● WHAT NEEDS TO BE DONE: Your task is to output the data exactly as it stands.

● STORED DATA:
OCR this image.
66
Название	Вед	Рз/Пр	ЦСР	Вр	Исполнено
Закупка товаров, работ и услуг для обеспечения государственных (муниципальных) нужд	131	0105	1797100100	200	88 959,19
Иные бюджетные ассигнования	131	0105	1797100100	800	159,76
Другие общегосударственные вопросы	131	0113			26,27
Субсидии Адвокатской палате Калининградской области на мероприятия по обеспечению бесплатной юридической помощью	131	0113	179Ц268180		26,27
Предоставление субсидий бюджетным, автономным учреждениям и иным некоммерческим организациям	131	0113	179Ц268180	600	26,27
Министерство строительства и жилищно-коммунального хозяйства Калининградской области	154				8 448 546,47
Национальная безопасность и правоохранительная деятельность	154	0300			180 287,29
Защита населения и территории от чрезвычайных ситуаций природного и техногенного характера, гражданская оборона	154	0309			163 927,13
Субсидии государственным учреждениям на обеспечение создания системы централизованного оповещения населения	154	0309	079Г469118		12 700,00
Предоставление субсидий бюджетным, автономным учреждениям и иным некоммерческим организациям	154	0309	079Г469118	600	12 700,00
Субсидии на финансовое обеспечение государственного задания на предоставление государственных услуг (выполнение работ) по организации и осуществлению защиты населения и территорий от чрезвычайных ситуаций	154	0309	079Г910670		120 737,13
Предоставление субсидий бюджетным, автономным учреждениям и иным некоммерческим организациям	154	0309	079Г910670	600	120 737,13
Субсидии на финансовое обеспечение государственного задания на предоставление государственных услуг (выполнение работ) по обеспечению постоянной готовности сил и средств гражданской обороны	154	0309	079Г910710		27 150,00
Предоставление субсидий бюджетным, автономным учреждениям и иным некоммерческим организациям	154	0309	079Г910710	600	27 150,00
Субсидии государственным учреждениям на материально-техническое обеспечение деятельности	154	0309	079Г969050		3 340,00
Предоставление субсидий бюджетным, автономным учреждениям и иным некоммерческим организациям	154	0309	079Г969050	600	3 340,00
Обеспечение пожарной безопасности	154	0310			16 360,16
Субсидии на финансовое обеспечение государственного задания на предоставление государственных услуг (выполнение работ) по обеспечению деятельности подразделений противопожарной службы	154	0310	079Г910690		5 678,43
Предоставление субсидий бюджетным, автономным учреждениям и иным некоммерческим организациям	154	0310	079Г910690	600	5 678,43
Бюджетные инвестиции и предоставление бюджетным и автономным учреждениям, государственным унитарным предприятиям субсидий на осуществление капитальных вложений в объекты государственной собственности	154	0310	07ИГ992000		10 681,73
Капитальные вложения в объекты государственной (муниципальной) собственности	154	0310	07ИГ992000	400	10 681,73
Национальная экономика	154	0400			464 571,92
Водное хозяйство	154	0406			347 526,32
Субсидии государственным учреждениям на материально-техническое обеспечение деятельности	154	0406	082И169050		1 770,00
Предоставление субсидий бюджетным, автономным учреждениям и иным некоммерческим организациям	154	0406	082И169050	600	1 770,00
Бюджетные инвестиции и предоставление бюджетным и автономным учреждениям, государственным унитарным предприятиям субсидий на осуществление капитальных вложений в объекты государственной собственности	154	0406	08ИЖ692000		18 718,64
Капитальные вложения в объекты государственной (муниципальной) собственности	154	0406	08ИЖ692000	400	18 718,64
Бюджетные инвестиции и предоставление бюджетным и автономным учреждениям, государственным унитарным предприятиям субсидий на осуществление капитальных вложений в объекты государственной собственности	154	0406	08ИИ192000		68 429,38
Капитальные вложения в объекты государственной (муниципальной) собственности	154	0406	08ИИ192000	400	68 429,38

● FULL ANSWER:
OCR this image.
66
Название	Вед	Рз/Пр	ЦСР	Вр	Исполнено
Закупка товаров, работ и услуг для обеспечения государственных (муниципальных) нужд	131	0105	1797100100	200	88 959,19
Иные бюджетные ассигнования	131	0105	1797100100	800	159,76
Другие общегосударственные вопросы	131	0113			26,27
Субсидии Адвокатской палате Калининградской области на мероприятия по обеспечению бесплатной юридической помощью	131	0113	179Ц268180		26,27
Предоставление субсидий бюджетным, автономным учреждениям и иным некоммерческим организациям	131	0113	179Ц268180	600	26,27
Министерство строительства и жилищно-коммунального хозяйства Калининградской области	154				8 448 546,47
Национальная безопасность и правоохранительная деятельность	154	0300			180 287,29
Защита населения и территории от чрезвычайных ситуаций природного и техногенного характера, гражданская оборона	154	0309			163 927,13
Субсидии государственным учреждениям на обеспечение создания системы централизованного оповещения населения	154	0309	079Г469118		12 700,00
Предоставление субсидий бюджетным, автономным учреждениям и иным некоммерческим организациям	154	0309	079Г469118	600	12 700,00
Субсидии на финансовое обеспечение государственного задания на предоставление государственных услуг (выполнение работ) по организации и осуществлению защиты населения и территорий от чрезвычайных ситуаций	154	0309	079Г910670		120 737,13
Предоставление субсидий бюджетным, автономным учреждениям и иным некоммерческим организациям	154	0309	079Г910670	600	120 737,13
Субсидии на финансовое обеспечение государственного задания на предоставление государственных услуг (выполнение работ) по обеспечению постоянной готовности сил и средств гражданской обороны	154	0309	079Г910710		27 150,00
Предоставление субсидий бюджетным, автономным учреждениям и иным некоммерческим организациям	154	0309	079Г910710	600	27 150,00
Субсидии государственным учреждениям на материально-техническое обеспечение деятельности	154	0309	079Г969050		3 340,00
Предоставление субсидий бюджетным, автономным учреждениям и иным некоммерческим организациям	154	0309	079Г969050	600	3 340,00
Обеспечение пожарной безопасности	154	0310			16 360,16
Субсидии на финансовое обеспечение государственного задания на предоставление государственных услуг (выполнение работ) по обеспечению деятельности подразделений противопожарной службы	154	0310	079Г910690		5 678,43
Предоставление субсидий бюджетным, автономным учреждениям и иным некоммерческим организациям	154	0310	079Г910690	600	5 678,43
Бюджетные инвестиции и предоставление бюджетным и автономным учреждениям, государственным унитарным предприятиям субсидий на осуществление капитальных вложений в объекты государственной собственности	154	0310	07ИГ992000		10 681,73
Капитальные вложения в объекты государственной (муниципальной) собственности	154	0310	07ИГ992000	400	10 681,73
Национальная экономика	154	0400			464 571,92
Водное хозяйство	154	0406			347 526,32
Субсидии государственным учреждениям на материально-техническое обеспечение деятельности	154	0406	082И169050		1 770,00
Предоставление субсидий бюджетным, автономным учреждениям и иным некоммерческим организациям	154	0406	082И169050	600	1 770,00
Бюджетные инвестиции и предоставление бюджетным и автономным учреждениям, государственным унитарным предприятиям субсидий на осуществление капитальных вложений в объекты государственной собственности	154	0406	08ИЖ692000		18 718,64
Капитальные вложения в объекты государственной (муниципальной) собственности	154	0406	08ИЖ692000	400	18 718,64
Бюджетные инвестиции и предоставление бюджетным и автономным учреждениям, государственным унитарным предприятиям субсидий на осуществление капитальных вложений в объекты государственной собственности	154	0406	08ИИ192000		68 429,38
Капитальные вложения в объекты государственной (муниципальной) собственности	154	0406	08ИИ192000	400	68 429,38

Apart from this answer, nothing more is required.